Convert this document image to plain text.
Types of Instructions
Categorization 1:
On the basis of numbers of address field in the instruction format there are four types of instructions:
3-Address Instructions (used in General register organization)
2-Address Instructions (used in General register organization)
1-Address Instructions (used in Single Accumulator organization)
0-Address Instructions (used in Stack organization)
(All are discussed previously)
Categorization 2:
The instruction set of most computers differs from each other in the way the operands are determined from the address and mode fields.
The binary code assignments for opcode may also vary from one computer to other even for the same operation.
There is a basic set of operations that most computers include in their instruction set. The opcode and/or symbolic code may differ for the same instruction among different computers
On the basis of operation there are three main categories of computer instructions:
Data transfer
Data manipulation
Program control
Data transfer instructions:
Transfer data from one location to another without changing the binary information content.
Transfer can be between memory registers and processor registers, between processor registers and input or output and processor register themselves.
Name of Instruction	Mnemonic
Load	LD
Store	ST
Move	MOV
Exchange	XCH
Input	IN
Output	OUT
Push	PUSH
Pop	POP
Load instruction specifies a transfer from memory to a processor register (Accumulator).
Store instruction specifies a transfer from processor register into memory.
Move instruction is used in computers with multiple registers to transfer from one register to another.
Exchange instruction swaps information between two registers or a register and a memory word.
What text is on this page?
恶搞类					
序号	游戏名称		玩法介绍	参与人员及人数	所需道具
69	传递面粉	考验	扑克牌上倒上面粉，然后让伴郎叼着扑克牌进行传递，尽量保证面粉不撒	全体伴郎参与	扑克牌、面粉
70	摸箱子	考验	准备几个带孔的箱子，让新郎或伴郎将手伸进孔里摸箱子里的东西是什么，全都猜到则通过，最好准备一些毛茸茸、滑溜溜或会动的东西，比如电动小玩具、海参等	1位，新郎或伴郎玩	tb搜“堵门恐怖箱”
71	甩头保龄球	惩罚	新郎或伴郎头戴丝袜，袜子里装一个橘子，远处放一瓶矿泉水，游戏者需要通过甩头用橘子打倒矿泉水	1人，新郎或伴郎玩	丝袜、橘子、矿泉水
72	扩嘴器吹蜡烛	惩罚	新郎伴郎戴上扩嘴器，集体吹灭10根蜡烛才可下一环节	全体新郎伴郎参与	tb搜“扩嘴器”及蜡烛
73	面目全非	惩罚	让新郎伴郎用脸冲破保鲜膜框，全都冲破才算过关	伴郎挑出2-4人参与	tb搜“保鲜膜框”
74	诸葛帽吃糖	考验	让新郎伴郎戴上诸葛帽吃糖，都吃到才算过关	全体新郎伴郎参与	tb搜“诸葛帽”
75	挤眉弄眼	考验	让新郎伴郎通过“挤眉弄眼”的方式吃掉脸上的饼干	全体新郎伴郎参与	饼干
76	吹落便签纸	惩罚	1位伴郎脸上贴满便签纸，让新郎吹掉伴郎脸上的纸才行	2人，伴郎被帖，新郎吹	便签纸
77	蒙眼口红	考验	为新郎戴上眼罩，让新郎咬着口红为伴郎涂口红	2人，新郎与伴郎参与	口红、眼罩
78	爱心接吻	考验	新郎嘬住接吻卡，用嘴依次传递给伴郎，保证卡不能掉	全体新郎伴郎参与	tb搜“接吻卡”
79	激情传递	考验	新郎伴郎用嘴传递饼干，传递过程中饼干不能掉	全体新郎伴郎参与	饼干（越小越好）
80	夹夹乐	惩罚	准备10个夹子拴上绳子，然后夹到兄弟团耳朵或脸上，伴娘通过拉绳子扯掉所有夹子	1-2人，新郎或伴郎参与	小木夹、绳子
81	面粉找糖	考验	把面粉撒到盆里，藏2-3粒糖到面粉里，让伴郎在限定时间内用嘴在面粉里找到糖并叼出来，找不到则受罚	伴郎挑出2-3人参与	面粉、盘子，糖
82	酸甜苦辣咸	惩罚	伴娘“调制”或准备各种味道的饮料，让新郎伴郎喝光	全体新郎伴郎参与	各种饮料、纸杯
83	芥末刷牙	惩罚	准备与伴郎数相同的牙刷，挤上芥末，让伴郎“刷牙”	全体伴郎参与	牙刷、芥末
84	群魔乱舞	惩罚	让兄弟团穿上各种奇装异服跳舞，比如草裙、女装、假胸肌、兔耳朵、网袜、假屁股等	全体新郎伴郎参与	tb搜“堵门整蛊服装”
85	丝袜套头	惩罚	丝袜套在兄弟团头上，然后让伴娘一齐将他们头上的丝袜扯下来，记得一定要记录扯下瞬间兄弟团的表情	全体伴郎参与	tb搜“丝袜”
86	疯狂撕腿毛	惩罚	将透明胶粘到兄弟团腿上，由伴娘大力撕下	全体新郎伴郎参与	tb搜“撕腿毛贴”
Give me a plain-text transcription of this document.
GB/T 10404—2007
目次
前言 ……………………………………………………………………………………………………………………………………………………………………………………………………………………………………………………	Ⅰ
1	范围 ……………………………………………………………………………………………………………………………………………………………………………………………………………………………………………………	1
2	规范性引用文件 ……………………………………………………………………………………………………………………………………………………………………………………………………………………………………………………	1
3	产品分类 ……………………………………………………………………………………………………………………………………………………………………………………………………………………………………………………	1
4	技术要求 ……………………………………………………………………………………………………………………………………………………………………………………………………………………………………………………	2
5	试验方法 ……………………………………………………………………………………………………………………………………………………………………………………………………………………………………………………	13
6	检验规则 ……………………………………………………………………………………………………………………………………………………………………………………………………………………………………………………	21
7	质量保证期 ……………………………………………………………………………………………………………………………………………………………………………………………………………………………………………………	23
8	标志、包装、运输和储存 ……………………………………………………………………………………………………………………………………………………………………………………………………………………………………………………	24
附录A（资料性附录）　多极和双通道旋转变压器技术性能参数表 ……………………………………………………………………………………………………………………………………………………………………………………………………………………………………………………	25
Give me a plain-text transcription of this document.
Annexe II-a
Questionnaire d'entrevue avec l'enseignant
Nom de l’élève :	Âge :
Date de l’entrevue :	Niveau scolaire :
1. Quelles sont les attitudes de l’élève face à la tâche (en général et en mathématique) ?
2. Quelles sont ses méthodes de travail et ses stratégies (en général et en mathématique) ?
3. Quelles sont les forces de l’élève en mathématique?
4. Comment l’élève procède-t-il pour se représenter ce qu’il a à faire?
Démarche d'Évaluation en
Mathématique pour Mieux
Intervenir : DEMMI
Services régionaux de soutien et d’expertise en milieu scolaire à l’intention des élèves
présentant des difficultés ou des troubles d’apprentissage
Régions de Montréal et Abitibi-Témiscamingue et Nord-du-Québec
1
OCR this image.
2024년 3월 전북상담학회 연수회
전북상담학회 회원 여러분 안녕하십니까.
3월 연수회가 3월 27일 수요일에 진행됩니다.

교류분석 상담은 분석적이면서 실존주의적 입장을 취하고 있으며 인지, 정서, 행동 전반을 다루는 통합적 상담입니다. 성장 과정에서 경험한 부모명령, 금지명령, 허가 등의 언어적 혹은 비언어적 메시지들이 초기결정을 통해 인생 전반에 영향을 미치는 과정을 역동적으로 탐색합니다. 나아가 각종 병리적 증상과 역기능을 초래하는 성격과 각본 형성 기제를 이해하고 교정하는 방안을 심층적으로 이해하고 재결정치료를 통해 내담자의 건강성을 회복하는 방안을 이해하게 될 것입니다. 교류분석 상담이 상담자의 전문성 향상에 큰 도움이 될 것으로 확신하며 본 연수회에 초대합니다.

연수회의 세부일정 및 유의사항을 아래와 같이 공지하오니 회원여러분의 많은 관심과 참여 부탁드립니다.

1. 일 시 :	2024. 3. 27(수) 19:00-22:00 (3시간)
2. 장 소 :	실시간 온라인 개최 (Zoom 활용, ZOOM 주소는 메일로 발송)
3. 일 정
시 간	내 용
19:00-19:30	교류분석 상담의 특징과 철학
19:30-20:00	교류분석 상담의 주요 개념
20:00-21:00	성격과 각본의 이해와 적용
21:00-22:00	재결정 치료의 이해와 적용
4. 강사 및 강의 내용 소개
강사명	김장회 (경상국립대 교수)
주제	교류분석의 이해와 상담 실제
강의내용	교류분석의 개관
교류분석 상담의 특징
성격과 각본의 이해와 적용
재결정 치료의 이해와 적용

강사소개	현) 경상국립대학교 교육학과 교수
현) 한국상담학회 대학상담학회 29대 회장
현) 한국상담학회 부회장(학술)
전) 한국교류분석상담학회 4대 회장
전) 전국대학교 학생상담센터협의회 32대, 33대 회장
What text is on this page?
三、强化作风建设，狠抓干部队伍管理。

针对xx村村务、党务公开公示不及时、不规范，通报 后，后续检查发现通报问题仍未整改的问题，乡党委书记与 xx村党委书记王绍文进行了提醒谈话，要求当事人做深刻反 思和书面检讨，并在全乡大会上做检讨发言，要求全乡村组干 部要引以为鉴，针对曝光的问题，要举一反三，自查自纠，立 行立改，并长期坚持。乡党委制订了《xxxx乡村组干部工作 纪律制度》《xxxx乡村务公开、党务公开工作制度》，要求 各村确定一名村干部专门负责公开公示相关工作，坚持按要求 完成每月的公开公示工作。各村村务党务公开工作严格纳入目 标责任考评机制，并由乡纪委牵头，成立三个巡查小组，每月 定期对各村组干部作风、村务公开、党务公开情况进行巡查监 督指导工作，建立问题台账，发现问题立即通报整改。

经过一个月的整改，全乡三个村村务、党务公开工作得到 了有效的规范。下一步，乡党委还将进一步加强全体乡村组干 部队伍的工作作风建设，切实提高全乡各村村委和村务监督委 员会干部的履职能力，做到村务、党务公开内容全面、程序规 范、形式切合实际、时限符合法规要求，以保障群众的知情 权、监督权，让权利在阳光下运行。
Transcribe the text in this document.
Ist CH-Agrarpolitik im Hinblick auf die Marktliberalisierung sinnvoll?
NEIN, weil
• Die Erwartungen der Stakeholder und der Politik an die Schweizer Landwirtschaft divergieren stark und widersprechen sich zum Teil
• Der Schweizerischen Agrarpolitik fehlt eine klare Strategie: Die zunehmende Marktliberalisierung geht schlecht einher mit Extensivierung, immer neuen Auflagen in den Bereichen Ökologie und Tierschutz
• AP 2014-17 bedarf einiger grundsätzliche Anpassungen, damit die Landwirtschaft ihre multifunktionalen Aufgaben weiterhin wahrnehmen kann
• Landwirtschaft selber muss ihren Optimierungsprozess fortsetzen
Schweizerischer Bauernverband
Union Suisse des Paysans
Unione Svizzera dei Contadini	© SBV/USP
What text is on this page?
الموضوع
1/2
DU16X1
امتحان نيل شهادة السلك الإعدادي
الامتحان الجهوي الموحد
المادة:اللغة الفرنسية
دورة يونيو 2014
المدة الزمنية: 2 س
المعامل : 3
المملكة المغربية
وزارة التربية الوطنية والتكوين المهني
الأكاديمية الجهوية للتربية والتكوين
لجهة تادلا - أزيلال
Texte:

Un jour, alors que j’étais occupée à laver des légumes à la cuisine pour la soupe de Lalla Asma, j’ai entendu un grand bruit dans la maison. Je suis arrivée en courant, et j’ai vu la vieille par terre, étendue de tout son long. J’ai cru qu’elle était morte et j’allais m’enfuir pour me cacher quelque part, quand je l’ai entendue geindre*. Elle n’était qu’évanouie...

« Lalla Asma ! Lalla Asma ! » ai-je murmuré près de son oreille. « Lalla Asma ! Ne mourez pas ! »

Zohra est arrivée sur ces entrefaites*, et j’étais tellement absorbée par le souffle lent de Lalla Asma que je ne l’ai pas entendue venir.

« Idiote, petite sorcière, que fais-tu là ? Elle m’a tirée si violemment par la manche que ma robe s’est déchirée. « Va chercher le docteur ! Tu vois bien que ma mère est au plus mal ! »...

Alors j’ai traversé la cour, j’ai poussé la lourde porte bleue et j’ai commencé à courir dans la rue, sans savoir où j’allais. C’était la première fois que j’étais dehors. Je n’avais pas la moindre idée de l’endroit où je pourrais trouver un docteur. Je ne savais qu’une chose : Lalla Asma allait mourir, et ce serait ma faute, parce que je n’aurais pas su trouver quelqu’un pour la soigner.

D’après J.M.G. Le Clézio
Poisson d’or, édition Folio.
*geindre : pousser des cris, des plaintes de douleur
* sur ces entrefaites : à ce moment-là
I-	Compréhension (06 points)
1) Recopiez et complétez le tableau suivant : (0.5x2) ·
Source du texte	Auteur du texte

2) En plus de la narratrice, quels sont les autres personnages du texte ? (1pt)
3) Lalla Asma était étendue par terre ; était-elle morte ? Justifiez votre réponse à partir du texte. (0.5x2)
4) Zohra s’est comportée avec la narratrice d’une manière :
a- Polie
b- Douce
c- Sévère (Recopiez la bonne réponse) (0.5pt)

- _Exercise description_:
Check each line of the records for "sont" and copy the ones that contain it.

- _Answer to the task_:
1. Quelles sont les attitudes de l’élève face à la tâche (en général et en mathématique) ?
2. Quelles sont ses méthodes de travail et ses stratégies (en général et en mathématique) ?
3. Quelles sont les forces de l’élève en mathématique?
2) En plus de la narratrice, quels sont les autres personnages du texte ? (1pt)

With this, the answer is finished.